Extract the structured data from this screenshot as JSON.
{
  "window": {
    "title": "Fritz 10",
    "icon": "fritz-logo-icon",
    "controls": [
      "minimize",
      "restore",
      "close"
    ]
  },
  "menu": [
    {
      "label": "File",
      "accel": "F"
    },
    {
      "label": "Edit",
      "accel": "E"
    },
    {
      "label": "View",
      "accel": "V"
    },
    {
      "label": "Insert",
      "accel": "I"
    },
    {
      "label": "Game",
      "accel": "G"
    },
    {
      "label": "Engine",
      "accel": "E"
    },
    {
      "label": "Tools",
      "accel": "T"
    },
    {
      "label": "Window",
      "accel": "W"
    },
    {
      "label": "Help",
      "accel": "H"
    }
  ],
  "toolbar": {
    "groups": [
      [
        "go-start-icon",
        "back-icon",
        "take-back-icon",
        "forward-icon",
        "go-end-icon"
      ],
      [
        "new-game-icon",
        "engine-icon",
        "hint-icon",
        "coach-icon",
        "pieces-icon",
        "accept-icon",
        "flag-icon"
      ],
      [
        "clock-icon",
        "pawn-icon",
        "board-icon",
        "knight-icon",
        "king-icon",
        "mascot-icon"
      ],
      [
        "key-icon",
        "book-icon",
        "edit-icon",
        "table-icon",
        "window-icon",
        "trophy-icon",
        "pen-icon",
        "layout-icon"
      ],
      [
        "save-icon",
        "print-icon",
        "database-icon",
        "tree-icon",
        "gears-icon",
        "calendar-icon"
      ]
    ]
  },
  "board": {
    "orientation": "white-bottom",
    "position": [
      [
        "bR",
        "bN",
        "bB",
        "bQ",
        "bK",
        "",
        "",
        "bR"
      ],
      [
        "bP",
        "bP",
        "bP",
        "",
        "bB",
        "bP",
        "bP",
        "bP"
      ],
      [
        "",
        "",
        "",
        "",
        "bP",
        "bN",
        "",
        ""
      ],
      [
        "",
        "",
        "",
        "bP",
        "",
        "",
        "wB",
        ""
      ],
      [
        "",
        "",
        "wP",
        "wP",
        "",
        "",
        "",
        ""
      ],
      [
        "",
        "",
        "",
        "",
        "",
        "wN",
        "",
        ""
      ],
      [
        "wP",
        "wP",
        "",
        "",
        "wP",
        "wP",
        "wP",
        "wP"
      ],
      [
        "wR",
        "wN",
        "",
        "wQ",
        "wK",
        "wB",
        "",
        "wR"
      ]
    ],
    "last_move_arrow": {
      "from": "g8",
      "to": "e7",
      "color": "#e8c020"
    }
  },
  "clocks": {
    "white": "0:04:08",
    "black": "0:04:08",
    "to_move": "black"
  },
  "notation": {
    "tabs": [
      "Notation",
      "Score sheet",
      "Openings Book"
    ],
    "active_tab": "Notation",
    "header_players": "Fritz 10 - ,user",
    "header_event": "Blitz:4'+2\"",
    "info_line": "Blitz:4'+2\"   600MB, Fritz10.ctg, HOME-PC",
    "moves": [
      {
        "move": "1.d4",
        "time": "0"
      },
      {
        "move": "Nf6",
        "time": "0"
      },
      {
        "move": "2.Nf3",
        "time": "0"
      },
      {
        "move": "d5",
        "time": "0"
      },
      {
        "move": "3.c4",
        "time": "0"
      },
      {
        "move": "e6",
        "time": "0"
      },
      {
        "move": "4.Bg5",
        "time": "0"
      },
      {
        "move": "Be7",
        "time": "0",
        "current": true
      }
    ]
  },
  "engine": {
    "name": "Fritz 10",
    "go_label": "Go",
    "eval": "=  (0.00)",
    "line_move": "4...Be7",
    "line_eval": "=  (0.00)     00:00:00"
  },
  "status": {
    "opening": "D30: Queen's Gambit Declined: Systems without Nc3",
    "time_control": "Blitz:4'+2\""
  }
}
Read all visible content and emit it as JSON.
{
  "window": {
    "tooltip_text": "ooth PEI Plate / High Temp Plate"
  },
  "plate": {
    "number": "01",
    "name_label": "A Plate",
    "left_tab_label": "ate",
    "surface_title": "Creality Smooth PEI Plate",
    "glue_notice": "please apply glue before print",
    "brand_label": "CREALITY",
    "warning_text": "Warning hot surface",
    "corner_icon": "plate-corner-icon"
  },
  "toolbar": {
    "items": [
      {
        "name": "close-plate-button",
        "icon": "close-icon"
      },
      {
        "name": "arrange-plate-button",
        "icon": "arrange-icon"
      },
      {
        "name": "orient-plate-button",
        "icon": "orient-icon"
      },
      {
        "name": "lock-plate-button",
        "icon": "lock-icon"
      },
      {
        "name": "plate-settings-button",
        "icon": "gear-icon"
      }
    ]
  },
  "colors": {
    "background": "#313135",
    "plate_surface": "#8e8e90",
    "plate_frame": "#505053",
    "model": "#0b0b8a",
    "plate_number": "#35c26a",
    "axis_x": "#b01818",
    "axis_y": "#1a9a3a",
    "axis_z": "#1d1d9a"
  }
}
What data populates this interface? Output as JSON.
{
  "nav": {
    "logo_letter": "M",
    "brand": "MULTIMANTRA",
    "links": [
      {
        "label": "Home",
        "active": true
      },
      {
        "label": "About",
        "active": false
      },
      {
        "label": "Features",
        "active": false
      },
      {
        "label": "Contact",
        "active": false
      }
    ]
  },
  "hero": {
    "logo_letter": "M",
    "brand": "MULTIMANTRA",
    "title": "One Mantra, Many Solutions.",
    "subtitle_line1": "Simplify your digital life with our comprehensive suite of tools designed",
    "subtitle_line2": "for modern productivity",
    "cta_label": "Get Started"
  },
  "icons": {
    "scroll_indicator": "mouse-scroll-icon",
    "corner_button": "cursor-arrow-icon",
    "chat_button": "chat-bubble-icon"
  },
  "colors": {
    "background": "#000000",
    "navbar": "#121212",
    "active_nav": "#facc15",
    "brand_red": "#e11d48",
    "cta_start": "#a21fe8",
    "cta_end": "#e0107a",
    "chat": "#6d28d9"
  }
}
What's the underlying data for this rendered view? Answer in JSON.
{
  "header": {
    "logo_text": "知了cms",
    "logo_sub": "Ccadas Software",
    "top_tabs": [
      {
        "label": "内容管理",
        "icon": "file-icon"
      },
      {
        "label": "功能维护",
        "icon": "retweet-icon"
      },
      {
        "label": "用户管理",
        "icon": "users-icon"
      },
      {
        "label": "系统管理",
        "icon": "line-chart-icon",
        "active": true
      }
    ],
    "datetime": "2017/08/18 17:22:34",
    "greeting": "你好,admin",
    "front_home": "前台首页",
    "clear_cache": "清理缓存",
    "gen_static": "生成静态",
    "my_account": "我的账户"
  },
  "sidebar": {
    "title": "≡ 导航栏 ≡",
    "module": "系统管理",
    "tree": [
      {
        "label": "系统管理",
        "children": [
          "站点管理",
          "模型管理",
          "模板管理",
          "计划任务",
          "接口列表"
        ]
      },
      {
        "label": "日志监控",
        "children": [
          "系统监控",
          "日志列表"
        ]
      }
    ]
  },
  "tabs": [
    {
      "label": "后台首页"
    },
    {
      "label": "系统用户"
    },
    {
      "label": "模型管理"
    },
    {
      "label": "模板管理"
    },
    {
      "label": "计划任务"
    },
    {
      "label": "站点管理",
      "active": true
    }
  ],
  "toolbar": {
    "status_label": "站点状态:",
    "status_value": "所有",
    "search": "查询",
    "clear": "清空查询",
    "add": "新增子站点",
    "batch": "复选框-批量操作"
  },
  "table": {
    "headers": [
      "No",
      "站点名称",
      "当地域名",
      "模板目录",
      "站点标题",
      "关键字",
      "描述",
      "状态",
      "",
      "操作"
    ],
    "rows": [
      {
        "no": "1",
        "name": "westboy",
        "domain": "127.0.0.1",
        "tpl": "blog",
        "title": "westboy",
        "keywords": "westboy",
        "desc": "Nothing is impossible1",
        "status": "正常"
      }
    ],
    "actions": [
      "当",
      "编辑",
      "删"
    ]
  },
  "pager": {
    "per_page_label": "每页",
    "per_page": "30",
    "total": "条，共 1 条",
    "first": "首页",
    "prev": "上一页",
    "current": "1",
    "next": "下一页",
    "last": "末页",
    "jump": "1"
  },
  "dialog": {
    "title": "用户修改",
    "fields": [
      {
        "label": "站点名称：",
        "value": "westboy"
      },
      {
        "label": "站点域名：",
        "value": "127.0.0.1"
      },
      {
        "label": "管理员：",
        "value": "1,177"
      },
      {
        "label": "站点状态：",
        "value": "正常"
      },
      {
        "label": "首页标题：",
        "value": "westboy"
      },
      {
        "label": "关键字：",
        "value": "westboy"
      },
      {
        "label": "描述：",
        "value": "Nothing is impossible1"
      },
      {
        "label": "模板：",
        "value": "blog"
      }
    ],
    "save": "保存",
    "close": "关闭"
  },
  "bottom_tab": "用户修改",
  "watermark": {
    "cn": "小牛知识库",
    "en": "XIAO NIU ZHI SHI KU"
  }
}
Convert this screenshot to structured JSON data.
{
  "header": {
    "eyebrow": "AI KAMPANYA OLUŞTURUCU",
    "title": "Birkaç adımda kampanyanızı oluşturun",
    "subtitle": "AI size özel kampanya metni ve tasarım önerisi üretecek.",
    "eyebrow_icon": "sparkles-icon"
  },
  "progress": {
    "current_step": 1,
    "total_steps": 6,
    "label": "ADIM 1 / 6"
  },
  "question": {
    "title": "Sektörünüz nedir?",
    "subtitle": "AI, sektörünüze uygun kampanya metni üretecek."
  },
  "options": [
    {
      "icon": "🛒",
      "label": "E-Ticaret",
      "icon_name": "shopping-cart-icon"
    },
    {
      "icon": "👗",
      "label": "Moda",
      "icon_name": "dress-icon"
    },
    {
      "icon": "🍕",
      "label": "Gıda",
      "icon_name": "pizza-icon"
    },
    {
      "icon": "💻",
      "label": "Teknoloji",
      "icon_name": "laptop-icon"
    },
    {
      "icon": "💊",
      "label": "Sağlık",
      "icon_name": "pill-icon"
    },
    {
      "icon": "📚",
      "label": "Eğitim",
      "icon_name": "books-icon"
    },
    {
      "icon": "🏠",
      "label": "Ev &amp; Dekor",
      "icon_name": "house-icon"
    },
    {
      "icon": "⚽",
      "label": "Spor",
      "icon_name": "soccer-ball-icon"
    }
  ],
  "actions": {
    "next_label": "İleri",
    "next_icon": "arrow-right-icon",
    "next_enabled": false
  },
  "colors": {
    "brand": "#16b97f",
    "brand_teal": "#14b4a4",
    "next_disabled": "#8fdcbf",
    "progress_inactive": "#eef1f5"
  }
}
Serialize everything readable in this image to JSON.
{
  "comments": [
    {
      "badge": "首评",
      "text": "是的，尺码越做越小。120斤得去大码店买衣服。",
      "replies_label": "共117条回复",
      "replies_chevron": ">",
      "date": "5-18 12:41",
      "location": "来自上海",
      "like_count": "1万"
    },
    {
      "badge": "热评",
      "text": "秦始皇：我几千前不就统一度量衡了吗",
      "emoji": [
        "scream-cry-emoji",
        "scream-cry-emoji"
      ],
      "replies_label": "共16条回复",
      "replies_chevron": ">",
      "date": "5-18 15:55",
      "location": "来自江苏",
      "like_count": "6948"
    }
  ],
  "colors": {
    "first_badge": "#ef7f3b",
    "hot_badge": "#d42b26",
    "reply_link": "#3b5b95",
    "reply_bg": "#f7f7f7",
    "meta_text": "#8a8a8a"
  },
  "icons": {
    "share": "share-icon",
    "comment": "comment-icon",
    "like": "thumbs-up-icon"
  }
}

## Work instructions
Identify the lines that hold the word "üretecek". Copy every one of them.

## Worked answer
    "subtitle": "AI size özel kampanya metni ve tasarım önerisi üretecek.",
    "subtitle": "AI, sektörünüze uygun kampanya metni üretecek."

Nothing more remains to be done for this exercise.